_DESCRIPTION OF THE TASK_
Change "bbox" to "bounding box" everywhere it appears in the material below, and write out the lines again with nothing else altered.

_Labeled region entries_
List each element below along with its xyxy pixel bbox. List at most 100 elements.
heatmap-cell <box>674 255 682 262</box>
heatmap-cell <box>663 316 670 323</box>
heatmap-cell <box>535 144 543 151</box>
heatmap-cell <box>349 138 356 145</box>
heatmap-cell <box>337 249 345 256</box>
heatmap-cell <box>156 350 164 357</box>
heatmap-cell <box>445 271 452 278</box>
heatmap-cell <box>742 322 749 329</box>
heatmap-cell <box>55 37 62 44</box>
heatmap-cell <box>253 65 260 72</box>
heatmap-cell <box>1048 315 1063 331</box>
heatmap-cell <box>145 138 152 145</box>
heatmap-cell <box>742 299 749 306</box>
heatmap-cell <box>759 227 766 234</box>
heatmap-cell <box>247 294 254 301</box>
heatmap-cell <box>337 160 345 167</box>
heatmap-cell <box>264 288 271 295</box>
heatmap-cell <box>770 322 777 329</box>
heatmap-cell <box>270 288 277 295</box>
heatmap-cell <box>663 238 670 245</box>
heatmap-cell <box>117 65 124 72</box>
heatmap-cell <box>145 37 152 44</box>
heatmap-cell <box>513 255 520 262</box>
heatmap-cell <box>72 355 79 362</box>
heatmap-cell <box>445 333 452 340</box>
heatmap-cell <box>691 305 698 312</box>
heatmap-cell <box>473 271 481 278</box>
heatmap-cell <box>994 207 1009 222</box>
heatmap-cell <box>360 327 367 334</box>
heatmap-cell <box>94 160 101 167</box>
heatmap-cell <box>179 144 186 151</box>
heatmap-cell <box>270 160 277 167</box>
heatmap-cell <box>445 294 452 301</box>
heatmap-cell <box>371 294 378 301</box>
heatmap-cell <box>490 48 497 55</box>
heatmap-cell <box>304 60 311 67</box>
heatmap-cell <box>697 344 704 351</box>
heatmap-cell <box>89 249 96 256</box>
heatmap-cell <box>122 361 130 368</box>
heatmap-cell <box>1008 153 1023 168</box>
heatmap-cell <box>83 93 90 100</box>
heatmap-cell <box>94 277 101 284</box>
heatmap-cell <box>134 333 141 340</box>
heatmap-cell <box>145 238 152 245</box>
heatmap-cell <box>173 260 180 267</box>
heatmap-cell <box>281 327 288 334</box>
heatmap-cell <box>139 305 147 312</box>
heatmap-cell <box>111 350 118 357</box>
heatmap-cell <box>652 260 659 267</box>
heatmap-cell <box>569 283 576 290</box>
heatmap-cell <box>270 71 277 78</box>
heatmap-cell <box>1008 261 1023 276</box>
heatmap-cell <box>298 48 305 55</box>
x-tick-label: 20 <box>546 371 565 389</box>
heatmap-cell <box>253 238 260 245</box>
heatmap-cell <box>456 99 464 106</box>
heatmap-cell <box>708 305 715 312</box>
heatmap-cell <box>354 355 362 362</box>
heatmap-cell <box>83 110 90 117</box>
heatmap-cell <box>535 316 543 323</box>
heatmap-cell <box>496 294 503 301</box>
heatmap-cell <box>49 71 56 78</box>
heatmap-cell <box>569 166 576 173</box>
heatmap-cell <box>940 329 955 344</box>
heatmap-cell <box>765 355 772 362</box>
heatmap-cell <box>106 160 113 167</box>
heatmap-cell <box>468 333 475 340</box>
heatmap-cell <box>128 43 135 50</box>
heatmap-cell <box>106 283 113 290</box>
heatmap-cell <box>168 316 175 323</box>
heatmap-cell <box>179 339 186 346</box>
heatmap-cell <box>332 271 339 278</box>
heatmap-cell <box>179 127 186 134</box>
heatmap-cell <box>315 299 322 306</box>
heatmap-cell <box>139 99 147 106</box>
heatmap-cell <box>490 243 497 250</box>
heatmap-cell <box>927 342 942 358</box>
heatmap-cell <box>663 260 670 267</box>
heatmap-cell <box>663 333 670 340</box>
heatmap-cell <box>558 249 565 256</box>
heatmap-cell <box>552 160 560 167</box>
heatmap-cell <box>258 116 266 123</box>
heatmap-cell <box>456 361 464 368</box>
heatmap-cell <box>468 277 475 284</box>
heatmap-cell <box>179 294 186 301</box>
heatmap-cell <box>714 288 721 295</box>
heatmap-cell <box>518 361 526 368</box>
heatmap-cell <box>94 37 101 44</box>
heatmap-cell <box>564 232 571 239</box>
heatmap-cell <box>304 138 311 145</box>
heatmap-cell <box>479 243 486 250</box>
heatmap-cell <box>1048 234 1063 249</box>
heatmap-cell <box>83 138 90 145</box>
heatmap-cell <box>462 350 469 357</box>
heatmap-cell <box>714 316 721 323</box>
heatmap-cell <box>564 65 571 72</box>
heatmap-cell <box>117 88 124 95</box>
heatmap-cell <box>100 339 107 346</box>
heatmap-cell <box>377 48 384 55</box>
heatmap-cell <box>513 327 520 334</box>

_COMPLETE RESPONSE_
List each element below along with its xyxy pixel bounding box. List at most 100 elements.
heatmap-cell <box>674 255 682 262</box>
heatmap-cell <box>663 316 670 323</box>
heatmap-cell <box>535 144 543 151</box>
heatmap-cell <box>349 138 356 145</box>
heatmap-cell <box>337 249 345 256</box>
heatmap-cell <box>156 350 164 357</box>
heatmap-cell <box>445 271 452 278</box>
heatmap-cell <box>742 322 749 329</box>
heatmap-cell <box>55 37 62 44</box>
heatmap-cell <box>253 65 260 72</box>
heatmap-cell <box>1048 315 1063 331</box>
heatmap-cell <box>145 138 152 145</box>
heatmap-cell <box>742 299 749 306</box>
heatmap-cell <box>759 227 766 234</box>
heatmap-cell <box>247 294 254 301</box>
heatmap-cell <box>337 160 345 167</box>
heatmap-cell <box>264 288 271 295</box>
heatmap-cell <box>770 322 777 329</box>
heatmap-cell <box>270 288 277 295</box>
heatmap-cell <box>663 238 670 245</box>
heatmap-cell <box>117 65 124 72</box>
heatmap-cell <box>145 37 152 44</box>
heatmap-cell <box>513 255 520 262</box>
heatmap-cell <box>72 355 79 362</box>
heatmap-cell <box>445 333 452 340</box>
heatmap-cell <box>691 305 698 312</box>
heatmap-cell <box>473 271 481 278</box>
heatmap-cell <box>994 207 1009 222</box>
heatmap-cell <box>360 327 367 334</box>
heatmap-cell <box>94 160 101 167</box>
heatmap-cell <box>179 144 186 151</box>
heatmap-cell <box>270 160 277 167</box>
heatmap-cell <box>445 294 452 301</box>
heatmap-cell <box>371 294 378 301</box>
heatmap-cell <box>490 48 497 55</box>
heatmap-cell <box>304 60 311 67</box>
heatmap-cell <box>697 344 704 351</box>
heatmap-cell <box>89 249 96 256</box>
heatmap-cell <box>122 361 130 368</box>
heatmap-cell <box>1008 153 1023 168</box>
heatmap-cell <box>83 93 90 100</box>
heatmap-cell <box>94 277 101 284</box>
heatmap-cell <box>134 333 141 340</box>
heatmap-cell <box>145 238 152 245</box>
heatmap-cell <box>173 260 180 267</box>
heatmap-cell <box>281 327 288 334</box>
heatmap-cell <box>139 305 147 312</box>
heatmap-cell <box>111 350 118 357</box>
heatmap-cell <box>652 260 659 267</box>
heatmap-cell <box>569 283 576 290</box>
heatmap-cell <box>270 71 277 78</box>
heatmap-cell <box>1008 261 1023 276</box>
heatmap-cell <box>298 48 305 55</box>
x-tick-label: 20 <box>546 371 565 389</box>
heatmap-cell <box>253 238 260 245</box>
heatmap-cell <box>456 99 464 106</box>
heatmap-cell <box>708 305 715 312</box>
heatmap-cell <box>354 355 362 362</box>
heatmap-cell <box>83 110 90 117</box>
heatmap-cell <box>535 316 543 323</box>
heatmap-cell <box>496 294 503 301</box>
heatmap-cell <box>49 71 56 78</box>
heatmap-cell <box>569 166 576 173</box>
heatmap-cell <box>940 329 955 344</box>
heatmap-cell <box>765 355 772 362</box>
heatmap-cell <box>106 160 113 167</box>
heatmap-cell <box>468 333 475 340</box>
heatmap-cell <box>128 43 135 50</box>
heatmap-cell <box>106 283 113 290</box>
heatmap-cell <box>168 316 175 323</box>
heatmap-cell <box>179 339 186 346</box>
heatmap-cell <box>332 271 339 278</box>
heatmap-cell <box>179 127 186 134</box>
heatmap-cell <box>315 299 322 306</box>
heatmap-cell <box>139 99 147 106</box>
heatmap-cell <box>490 243 497 250</box>
heatmap-cell <box>927 342 942 358</box>
heatmap-cell <box>663 260 670 267</box>
heatmap-cell <box>663 333 670 340</box>
heatmap-cell <box>558 249 565 256</box>
heatmap-cell <box>552 160 560 167</box>
heatmap-cell <box>258 116 266 123</box>
heatmap-cell <box>456 361 464 368</box>
heatmap-cell <box>468 277 475 284</box>
heatmap-cell <box>179 294 186 301</box>
heatmap-cell <box>714 288 721 295</box>
heatmap-cell <box>518 361 526 368</box>
heatmap-cell <box>94 37 101 44</box>
heatmap-cell <box>564 232 571 239</box>
heatmap-cell <box>304 138 311 145</box>
heatmap-cell <box>479 243 486 250</box>
heatmap-cell <box>1048 234 1063 249</box>
heatmap-cell <box>83 138 90 145</box>
heatmap-cell <box>462 350 469 357</box>
heatmap-cell <box>714 316 721 323</box>
heatmap-cell <box>564 65 571 72</box>
heatmap-cell <box>117 88 124 95</box>
heatmap-cell <box>100 339 107 346</box>
heatmap-cell <box>377 48 384 55</box>
heatmap-cell <box>513 327 520 334</box>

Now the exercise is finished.